--- Required work ---
Pick out every line of the items that contains the string "additional", and copy each one. Match case exactly.

--- The input ---
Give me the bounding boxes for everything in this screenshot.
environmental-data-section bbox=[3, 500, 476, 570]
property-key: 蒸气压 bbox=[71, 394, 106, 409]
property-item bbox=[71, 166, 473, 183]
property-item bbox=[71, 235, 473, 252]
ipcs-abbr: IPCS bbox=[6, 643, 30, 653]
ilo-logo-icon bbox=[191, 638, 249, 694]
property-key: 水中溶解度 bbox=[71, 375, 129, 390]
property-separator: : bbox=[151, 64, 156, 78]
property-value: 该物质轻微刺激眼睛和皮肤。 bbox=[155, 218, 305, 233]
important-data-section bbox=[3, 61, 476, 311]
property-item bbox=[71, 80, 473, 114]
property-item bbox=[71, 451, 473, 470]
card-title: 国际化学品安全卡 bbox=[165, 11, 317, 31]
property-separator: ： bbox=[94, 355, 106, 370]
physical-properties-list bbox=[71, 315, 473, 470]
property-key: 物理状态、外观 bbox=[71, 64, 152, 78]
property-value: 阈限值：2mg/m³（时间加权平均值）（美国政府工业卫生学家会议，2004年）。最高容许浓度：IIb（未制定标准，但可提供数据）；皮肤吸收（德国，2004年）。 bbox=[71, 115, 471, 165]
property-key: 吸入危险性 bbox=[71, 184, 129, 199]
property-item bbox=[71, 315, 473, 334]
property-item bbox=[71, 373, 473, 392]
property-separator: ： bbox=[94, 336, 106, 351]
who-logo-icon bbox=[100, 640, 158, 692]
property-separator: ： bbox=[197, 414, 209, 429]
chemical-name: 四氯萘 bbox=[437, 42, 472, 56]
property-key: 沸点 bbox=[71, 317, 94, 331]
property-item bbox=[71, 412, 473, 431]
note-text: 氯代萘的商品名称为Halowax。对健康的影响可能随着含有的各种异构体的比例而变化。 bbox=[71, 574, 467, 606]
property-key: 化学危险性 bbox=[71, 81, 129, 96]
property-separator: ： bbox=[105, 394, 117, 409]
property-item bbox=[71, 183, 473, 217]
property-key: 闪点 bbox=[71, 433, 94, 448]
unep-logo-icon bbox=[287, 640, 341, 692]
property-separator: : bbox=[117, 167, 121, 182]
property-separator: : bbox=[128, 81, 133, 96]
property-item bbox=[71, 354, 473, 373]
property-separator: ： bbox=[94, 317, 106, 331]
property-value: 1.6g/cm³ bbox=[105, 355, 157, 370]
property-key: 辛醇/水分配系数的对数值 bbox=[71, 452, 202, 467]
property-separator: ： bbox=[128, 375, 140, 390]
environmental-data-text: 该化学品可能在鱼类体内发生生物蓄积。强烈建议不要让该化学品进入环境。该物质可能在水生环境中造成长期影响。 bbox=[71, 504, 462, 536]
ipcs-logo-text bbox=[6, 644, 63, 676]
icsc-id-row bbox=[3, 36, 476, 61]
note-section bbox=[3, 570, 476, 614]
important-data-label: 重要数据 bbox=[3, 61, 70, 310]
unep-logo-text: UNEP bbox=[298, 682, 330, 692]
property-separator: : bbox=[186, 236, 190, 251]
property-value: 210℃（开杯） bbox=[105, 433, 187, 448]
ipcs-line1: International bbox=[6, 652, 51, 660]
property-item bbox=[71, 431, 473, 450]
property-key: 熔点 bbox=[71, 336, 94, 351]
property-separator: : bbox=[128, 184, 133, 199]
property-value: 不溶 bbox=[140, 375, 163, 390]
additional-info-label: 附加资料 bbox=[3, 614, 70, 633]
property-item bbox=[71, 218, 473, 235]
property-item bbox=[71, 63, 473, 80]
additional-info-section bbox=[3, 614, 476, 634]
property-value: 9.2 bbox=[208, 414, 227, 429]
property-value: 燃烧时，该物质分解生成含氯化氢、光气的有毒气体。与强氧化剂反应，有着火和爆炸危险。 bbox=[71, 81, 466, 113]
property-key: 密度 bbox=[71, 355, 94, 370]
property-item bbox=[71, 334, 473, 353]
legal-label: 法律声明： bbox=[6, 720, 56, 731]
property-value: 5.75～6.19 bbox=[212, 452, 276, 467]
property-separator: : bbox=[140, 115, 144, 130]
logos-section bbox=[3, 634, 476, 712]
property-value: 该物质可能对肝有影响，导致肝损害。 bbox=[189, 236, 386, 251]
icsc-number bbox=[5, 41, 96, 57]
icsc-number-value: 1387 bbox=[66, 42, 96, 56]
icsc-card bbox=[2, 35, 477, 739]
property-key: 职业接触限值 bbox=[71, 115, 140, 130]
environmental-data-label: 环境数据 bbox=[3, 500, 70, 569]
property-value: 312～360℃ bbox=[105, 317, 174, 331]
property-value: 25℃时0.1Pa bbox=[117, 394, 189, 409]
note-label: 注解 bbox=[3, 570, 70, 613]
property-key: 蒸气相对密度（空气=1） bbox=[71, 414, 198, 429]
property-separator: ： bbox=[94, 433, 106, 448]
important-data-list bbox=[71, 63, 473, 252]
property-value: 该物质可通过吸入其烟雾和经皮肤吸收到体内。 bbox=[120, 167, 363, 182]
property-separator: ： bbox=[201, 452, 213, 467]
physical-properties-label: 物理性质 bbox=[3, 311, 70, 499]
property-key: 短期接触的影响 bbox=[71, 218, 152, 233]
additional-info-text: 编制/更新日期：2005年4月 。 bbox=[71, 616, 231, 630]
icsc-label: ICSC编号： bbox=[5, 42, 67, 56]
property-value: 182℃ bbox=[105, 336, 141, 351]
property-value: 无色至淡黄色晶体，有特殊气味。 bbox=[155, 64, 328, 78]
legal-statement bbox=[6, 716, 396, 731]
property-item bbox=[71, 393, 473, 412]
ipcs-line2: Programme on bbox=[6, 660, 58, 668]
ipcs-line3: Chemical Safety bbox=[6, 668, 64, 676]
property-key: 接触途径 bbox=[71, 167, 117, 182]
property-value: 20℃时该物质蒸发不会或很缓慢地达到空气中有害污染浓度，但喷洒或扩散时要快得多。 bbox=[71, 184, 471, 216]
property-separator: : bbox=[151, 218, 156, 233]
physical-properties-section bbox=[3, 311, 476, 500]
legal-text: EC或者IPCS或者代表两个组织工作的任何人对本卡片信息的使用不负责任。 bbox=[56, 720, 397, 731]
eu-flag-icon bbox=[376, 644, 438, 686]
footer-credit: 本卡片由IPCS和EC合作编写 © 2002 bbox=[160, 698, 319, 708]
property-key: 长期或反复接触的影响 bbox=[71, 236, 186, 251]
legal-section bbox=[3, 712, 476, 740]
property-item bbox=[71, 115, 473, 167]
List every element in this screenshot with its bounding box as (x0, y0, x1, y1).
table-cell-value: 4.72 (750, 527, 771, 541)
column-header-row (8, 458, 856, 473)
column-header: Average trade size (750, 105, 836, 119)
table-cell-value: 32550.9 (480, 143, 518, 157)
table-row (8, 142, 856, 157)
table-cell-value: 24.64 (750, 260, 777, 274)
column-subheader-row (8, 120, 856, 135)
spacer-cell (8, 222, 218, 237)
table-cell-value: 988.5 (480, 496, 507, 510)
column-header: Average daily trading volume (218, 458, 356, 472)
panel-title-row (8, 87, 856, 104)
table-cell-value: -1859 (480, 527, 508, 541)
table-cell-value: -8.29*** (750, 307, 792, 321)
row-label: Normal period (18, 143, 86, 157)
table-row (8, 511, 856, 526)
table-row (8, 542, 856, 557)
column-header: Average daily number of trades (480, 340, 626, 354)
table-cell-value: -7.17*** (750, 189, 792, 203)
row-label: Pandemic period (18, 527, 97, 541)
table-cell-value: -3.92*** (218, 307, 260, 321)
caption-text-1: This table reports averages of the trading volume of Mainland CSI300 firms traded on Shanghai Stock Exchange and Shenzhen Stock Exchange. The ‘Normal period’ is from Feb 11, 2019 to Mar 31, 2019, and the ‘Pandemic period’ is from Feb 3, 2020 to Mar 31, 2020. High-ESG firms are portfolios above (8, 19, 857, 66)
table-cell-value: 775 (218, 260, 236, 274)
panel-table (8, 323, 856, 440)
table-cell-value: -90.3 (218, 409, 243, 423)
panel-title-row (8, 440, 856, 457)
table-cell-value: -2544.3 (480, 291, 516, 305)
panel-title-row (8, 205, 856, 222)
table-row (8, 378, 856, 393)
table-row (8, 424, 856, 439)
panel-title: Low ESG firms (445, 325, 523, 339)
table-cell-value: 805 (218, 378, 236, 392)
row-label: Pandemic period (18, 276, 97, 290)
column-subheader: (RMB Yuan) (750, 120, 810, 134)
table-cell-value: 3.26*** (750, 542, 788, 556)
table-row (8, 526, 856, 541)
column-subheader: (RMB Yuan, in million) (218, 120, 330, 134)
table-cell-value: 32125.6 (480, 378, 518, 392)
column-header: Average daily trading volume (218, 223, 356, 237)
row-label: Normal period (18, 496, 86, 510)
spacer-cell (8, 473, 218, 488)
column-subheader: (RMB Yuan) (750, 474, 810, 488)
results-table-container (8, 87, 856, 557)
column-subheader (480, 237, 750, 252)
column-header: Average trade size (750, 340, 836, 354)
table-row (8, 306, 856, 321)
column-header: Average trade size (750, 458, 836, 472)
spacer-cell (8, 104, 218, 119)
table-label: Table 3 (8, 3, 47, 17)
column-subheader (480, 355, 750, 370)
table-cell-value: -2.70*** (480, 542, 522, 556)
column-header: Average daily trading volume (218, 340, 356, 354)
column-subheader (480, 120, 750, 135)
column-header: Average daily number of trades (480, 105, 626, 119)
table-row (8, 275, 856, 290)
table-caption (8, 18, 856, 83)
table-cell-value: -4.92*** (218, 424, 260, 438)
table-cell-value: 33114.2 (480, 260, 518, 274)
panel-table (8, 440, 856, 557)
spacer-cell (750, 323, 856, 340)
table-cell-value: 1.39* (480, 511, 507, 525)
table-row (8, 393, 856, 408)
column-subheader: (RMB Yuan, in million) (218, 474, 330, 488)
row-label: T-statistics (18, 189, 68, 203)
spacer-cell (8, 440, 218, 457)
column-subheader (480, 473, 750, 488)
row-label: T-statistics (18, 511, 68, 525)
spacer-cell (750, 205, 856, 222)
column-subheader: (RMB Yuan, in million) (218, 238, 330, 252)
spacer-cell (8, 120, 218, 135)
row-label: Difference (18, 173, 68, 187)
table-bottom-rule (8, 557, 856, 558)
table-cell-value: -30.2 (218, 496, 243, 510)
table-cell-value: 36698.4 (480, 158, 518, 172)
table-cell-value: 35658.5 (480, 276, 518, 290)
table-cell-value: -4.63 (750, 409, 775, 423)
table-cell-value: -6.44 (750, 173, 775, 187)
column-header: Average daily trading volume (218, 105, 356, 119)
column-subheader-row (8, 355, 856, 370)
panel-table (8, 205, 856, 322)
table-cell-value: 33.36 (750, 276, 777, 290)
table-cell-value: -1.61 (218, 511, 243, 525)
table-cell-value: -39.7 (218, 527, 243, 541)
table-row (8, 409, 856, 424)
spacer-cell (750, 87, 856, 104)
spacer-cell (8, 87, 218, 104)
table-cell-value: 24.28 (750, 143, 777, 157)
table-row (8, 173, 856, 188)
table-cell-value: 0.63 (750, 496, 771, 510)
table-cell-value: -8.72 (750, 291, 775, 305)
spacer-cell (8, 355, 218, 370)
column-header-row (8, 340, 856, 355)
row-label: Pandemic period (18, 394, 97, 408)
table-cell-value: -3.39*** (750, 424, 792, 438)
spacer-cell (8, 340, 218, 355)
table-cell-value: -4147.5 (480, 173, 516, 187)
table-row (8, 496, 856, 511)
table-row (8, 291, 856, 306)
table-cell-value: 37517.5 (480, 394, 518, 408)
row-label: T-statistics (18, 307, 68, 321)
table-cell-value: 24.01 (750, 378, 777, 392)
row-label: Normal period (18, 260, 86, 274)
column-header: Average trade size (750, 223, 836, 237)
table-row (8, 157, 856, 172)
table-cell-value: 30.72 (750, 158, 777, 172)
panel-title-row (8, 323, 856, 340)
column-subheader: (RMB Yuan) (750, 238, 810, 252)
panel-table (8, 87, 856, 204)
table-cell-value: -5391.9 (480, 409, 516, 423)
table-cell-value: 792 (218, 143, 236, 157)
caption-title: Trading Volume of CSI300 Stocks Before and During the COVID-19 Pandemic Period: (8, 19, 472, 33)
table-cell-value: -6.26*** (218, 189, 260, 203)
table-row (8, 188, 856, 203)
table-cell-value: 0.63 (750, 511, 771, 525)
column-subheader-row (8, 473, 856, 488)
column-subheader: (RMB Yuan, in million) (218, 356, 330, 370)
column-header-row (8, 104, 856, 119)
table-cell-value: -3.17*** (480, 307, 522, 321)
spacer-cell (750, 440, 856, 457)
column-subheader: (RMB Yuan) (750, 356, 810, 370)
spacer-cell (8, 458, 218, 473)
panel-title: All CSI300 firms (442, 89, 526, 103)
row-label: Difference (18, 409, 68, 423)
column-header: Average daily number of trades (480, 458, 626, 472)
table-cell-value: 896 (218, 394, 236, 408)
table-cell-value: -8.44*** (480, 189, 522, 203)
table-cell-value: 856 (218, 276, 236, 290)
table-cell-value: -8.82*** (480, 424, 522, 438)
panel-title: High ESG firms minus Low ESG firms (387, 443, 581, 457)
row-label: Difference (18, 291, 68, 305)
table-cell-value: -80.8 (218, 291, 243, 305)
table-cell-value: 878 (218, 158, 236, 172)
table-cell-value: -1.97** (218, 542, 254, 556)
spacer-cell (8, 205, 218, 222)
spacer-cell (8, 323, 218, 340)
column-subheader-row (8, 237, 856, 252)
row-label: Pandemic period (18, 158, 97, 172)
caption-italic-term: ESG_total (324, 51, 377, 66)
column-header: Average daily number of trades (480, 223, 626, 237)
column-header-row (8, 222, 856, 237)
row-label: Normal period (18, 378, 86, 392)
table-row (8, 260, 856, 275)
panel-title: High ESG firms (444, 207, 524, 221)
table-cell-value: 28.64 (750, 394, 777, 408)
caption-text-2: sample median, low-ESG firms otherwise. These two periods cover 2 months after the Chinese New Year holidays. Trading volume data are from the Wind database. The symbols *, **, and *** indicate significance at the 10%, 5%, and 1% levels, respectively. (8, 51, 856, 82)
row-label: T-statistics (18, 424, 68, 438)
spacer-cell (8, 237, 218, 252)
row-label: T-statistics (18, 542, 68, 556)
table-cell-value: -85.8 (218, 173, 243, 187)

--- Reply to the exercise ---
additional-info-label: 附加资料 bbox=[3, 614, 70, 633]
additional-info-section bbox=[3, 614, 476, 634]
additional-info-text: 编制/更新日期：2005年4月 。 bbox=[71, 616, 231, 630]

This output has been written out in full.